▸ Material for this task
— start —

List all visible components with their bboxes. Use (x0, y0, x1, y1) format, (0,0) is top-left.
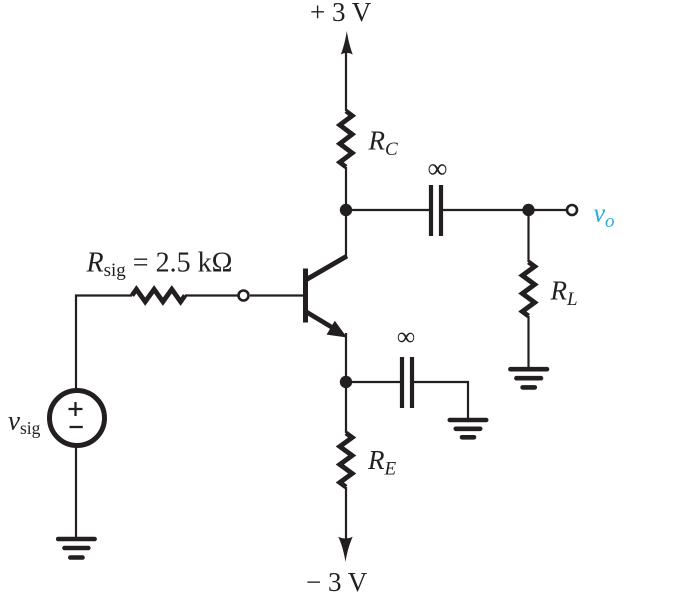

— end —
— start —

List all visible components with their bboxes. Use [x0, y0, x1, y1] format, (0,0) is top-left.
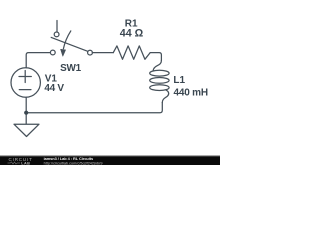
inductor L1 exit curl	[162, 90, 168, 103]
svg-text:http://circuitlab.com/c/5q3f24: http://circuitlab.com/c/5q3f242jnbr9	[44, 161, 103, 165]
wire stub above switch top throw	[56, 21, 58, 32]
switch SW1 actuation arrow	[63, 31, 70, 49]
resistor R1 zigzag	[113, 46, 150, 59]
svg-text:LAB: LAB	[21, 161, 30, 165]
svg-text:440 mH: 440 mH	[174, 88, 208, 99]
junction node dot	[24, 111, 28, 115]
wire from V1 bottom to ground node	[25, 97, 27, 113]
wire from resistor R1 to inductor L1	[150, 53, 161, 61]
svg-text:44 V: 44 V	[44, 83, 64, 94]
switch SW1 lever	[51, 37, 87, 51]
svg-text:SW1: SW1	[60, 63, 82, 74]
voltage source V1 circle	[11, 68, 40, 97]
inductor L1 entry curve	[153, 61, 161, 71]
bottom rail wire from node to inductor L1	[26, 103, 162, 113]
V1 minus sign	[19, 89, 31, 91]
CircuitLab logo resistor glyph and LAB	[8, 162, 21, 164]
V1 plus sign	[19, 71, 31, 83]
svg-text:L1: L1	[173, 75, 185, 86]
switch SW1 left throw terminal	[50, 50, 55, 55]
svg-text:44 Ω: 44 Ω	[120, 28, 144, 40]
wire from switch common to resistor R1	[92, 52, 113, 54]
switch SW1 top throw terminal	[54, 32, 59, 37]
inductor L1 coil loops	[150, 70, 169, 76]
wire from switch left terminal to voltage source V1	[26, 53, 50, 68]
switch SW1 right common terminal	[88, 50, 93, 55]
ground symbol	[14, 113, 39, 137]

— end —

▸ Task instructions
Render the lines of the listing from the one containing "y1] format, (0,0) is top-left." through the one containing "161, 103, 165]", inclusive, as a Markdown table with the columns Row and Line. Omit the pictures.

▸ Task output
| Row | Line |
|---|---|
| 1 | List all visible components with their bboxes. Use [x0, y0, x1, y1] format, (0,0) is top-left. |
| 2 | inductor L1 exit curl	[162, 90, 168, 103] |
| 3 | svg-text:http://circuitlab.com/c/5q3f24: http://circuitlab.com/c/5q3f242jnbr9	[44, 161, 103, 165] |